### The task
Output each entry verbatim and exclude every picture from it.

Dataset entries
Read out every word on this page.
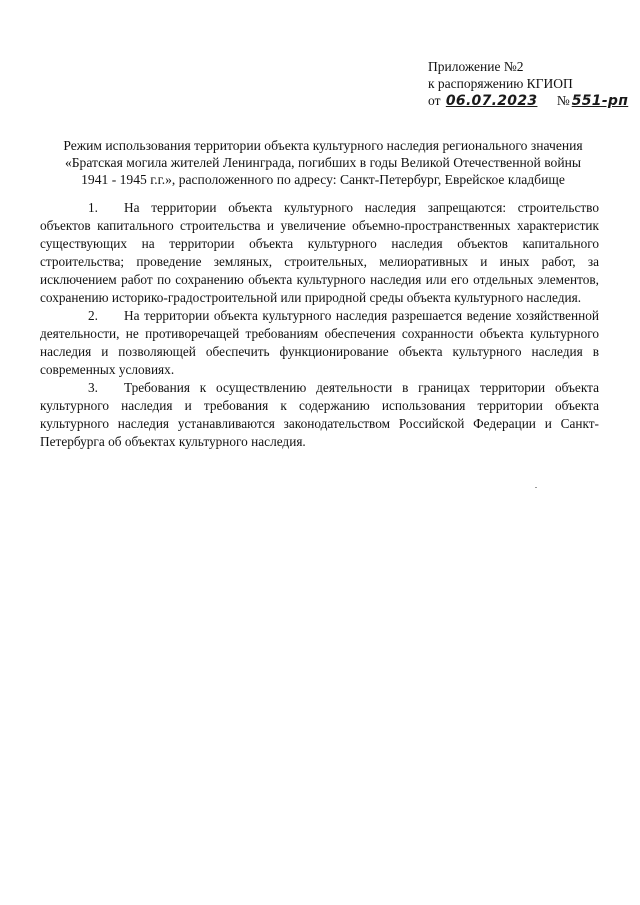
Приложение №2
к распоряжению КГИОП
от 06.07.2023 № 551-рп
Режим использования территории объекта культурного наследия регионального значения
«Братская могила жителей Ленинграда, погибших в годы Великой Отечественной войны
1941 - 1945 г.г.», расположенного по адресу: Санкт-Петербург, Еврейское кладбище

1. На территории объекта культурного наследия запрещаются: строительство объектов капитального строительства и увеличение объемно-пространственных характеристик существующих на территории объекта культурного наследия объектов капитального строительства; проведение земляных, строительных, мелиоративных и иных работ, за исключением работ по сохранению объекта культурного наследия или его отдельных элементов, сохранению историко-градостроительной или природной среды объекта культурного наследия.

2. На территории объекта культурного наследия разрешается ведение хозяйственной деятельности, не противоречащей требованиям обеспечения сохранности объекта культурного наследия и позволяющей обеспечить функционирование объекта культурного наследия в современных условиях.

3. Требования к осуществлению деятельности в границах территории объекта культурного наследия и требования к содержанию использования территории объекта культурного наследия устанавливаются законодательством Российской Федерации и Санкт-Петербурга об объектах культурного наследия.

### Written response
Read out every word on this page.
Приложение №2
к распоряжению КГИОП
от 06.07.2023 № 551-рп
Режим использования территории объекта культурного наследия регионального значения
«Братская могила жителей Ленинграда, погибших в годы Великой Отечественной войны
1941 - 1945 г.г.», расположенного по адресу: Санкт-Петербург, Еврейское кладбище

1. На территории объекта культурного наследия запрещаются: строительство объектов капитального строительства и увеличение объемно-пространственных характеристик существующих на территории объекта культурного наследия объектов капитального строительства; проведение земляных, строительных, мелиоративных и иных работ, за исключением работ по сохранению объекта культурного наследия или его отдельных элементов, сохранению историко-градостроительной или природной среды объекта культурного наследия.

2. На территории объекта культурного наследия разрешается ведение хозяйственной деятельности, не противоречащей требованиям обеспечения сохранности объекта культурного наследия и позволяющей обеспечить функционирование объекта культурного наследия в современных условиях.

3. Требования к осуществлению деятельности в границах территории объекта культурного наследия и требования к содержанию использования территории объекта культурного наследия устанавливаются законодательством Российской Федерации и Санкт-Петербурга об объектах культурного наследия.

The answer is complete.